_COMPITO ASSEGNATO 1_
Ricopia senza modifiche le righe dell'elenco che vanno dalla riga contenente «place-label-teraina: Teraina: [728, 122, 797, 144]» fino alla riga contenente «lon-label-158w: 158°W: [897, 627, 955, 647]», entrambe comprese.
_COMPITO ASSEGNATO 2_
Continua il testo sul mercato televisivo italiano a partire dalla sua ultima frase.

_ESTRATTO FORNITO_
La rivoluzione del satellite e del digitale terrestre può mettere in crisi, in prospettiva, lo storico «duopolio» Rai-Mediaset.
Ora anche i dati confermano un’impressione che gli addetti ai lavori hanno maturato da tempo: l’egemonia della tv pubblica e della prima tv commerciale del Paese è destinata a non essere più così solida e, accanto a Sky (ormai stabilmente sopra i quattro milioni di abbonati dichiarati) e a La7, si fanno strada molte piccole emittenti locali e nuovi progetti tematici che puntano tutto sulla qualità.
Nel giro di dieci giorni, due rapporti di rilevanza nazionale hanno fatto il punto sull’evoluzione tecnologica e industriale della televisione italiana e sulle abitudini del popolo dei telespettatori. Prima la ricerca targata Dgtvi e poi il rapporto Censis hanno confermato che le cose stanno cambiando e che il mercato della televisione è tutt’altro che «una foresta pietrificata».
In un contesto di crescita complessiva, visto che i telespettatori sono saliti dal 94,4% del 2006 al 96,4% del 2007, i canali generalisti perdono decisamente terreno nella fascia di pubblico più appetibile: i giovani. Dal 99,1% di spettatori giovani che hanno scelto i canali tradizionali nel 2006 si scende infatti al 93,5% di quest’anno, a testimonianza del fatto che i palinsesti di Rai e Mediaset hanno qualche difficoltà ad adattarsi alle richieste del pubblico under 30.

_DATI MOSTRATI_
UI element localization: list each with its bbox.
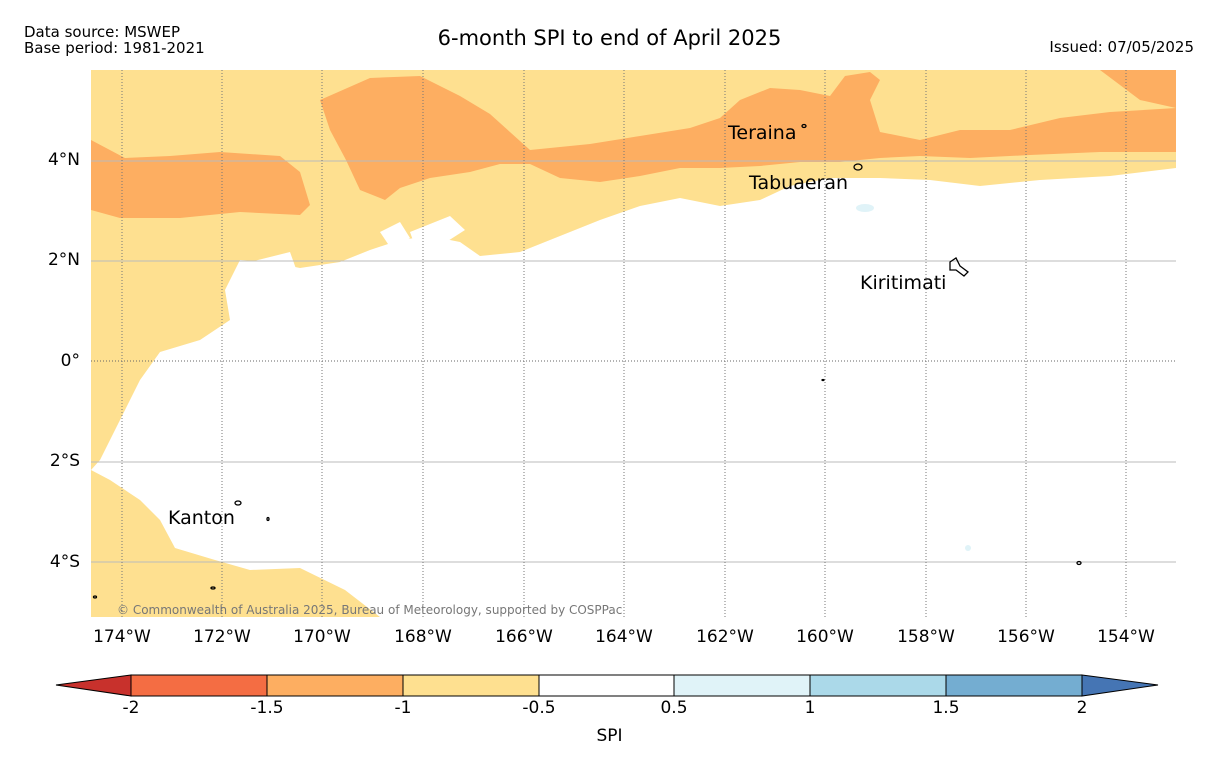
place-label-teraina: Teraina: [728, 122, 797, 144]
spi-field: [91, 70, 1176, 617]
colorbar-tick-label: -0.5: [522, 698, 556, 718]
colorbar-tick-label: 0.5: [660, 698, 688, 718]
place-label-tabuaeran: Tabuaeran: [749, 172, 849, 194]
lon-label-162w: 162°W: [696, 627, 754, 647]
colorbar-tick-label: -1: [394, 698, 412, 718]
spi-area-dry-moderate: [91, 140, 310, 218]
longitude-gridlines: [121, 70, 1127, 617]
base-period-text: Base period: 1981-2021: [24, 39, 205, 57]
teraina-island: [801, 123, 807, 129]
issued-date: Issued: 07/05/2025: [1049, 38, 1194, 56]
lat-label-4n: 4°N: [47, 150, 80, 170]
colorbar-tick-label: 2: [1076, 698, 1088, 718]
tabuaeran-island: [853, 163, 863, 171]
lon-label-174w: 174°W: [93, 627, 151, 647]
lat-label-2n: 2°N: [47, 250, 80, 270]
colorbar-extend-low: [55, 674, 132, 697]
latitude-gridlines: [91, 160, 1176, 563]
colorbar-tick-label: -2: [122, 698, 140, 718]
lon-label-154w: 154°W: [1097, 627, 1155, 647]
lon-label-160w: 160°W: [796, 627, 854, 647]
lon-label-158w: 158°W: [897, 627, 955, 647]
lon-label-156w: 156°W: [997, 627, 1055, 647]
colorbar-label: SPI: [596, 726, 623, 746]
lon-label-168w: 168°W: [394, 627, 452, 647]
lon-label-164w: 164°W: [595, 627, 653, 647]
kiritimati-island: [949, 257, 969, 277]
kanton-island: [234, 500, 242, 506]
lat-label-2s: 2°S: [49, 451, 80, 471]
map-title: 6-month SPI to end of April 2025: [437, 26, 782, 50]
colorbar-tick-label: 1.5: [932, 698, 960, 718]
spi-area-dry-mild-south: [91, 470, 380, 617]
lon-label-172w: 172°W: [193, 627, 251, 647]
spi-colorbar: [55, 674, 1159, 697]
data-source-text: Data source: MSWEP: [24, 23, 181, 41]
lon-label-166w: 166°W: [495, 627, 553, 647]
colorbar-tick-label: 1: [804, 698, 816, 718]
copyright-notice: © Commonwealth of Australia 2025, Bureau…: [117, 603, 623, 617]
lon-label-170w: 170°W: [293, 627, 351, 647]
place-label-kanton: Kanton: [168, 507, 235, 529]
colorbar-tick-label: -1.5: [250, 698, 284, 718]
place-label-kiritimati: Kiritimati: [860, 272, 947, 294]
lat-label-4s: 4°S: [49, 552, 80, 572]
colorbar-extend-high: [1081, 674, 1159, 697]
lat-label-0: 0°: [60, 351, 80, 371]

_RISPOSTA ATTESA 1_
place-label-teraina: Teraina: [728, 122, 797, 144]
spi-field: [91, 70, 1176, 617]
colorbar-tick-label: -0.5: [522, 698, 556, 718]
colorbar-tick-label: 0.5: [660, 698, 688, 718]
place-label-tabuaeran: Tabuaeran: [749, 172, 849, 194]
lon-label-162w: 162°W: [696, 627, 754, 647]
colorbar-tick-label: -1: [394, 698, 412, 718]
spi-area-dry-moderate: [91, 140, 310, 218]
longitude-gridlines: [121, 70, 1127, 617]
base-period-text: Base period: 1981-2021: [24, 39, 205, 57]
teraina-island: [801, 123, 807, 129]
issued-date: Issued: 07/05/2025: [1049, 38, 1194, 56]
lat-label-4n: 4°N: [47, 150, 80, 170]
colorbar-tick-label: 2: [1076, 698, 1088, 718]
tabuaeran-island: [853, 163, 863, 171]
lon-label-174w: 174°W: [93, 627, 151, 647]
lat-label-2n: 2°N: [47, 250, 80, 270]
colorbar-extend-low: [55, 674, 132, 697]
latitude-gridlines: [91, 160, 1176, 563]
colorbar-tick-label: -2: [122, 698, 140, 718]
lon-label-154w: 154°W: [1097, 627, 1155, 647]
lon-label-160w: 160°W: [796, 627, 854, 647]
lon-label-158w: 158°W: [897, 627, 955, 647]

_RISPOSTA ATTESA 2_
Tanto più che quest’ultimo sembra ormai orientarsi preferibilmente sull’offerta satellitare, salita per questo target addirittura al 41% e attestatasi al 28,3% nel pubblico complessivo, contro il 17,7% di dodici mesi fa. Bene anche il digitale terrestre, che ha quasi raddoppiato gli utenti passando dal 7% al 13,9%.
«C’è sicuramente in atto un fenomeno di riorientamento dei consumi verso modelli non tradizionali – spiega Augusto Preta, presidente di Italmedia Consulting – In questo senso, i giovani rappresentano un caso a parte: o non guardano più la tv o, se la guardano, preferiscono scegliere prodotti specifici. Per loro non contano più i contenitori, ma i contenuti». Sui contenitori, ormai si parla di consumo cross mediale, intendendo con questa espressione la capacità di unire piattaforme diverse: si naviga su Internet, si scaricano contenuti dai cellulari di nuova generazione e si guardano programmi tematici in tv.
«È un fenomeno che c’è sempre stato, ma che adesso ha margini di sviluppo interessanti – aggiunge Preta – se si considera che la tv generalista rappresenta un mercato maturo, mentre satellite e digitale terrestre possono crescere, soprattutto dal punto di vista dei contenuti».
Ciò vuol dire ancora programmi tematici, dallo sport all’informazione alla cultura, e soprattutto scommessa sulla qualità. Chi saprà essere realmente innovativo e alternativo, come i canali territoriali, potrà allargare la propria «nicchia» di mercato, anche se resta un’incognita pesante sugli scenari futuri: il passaggio definitivo dall’analogico al digitale.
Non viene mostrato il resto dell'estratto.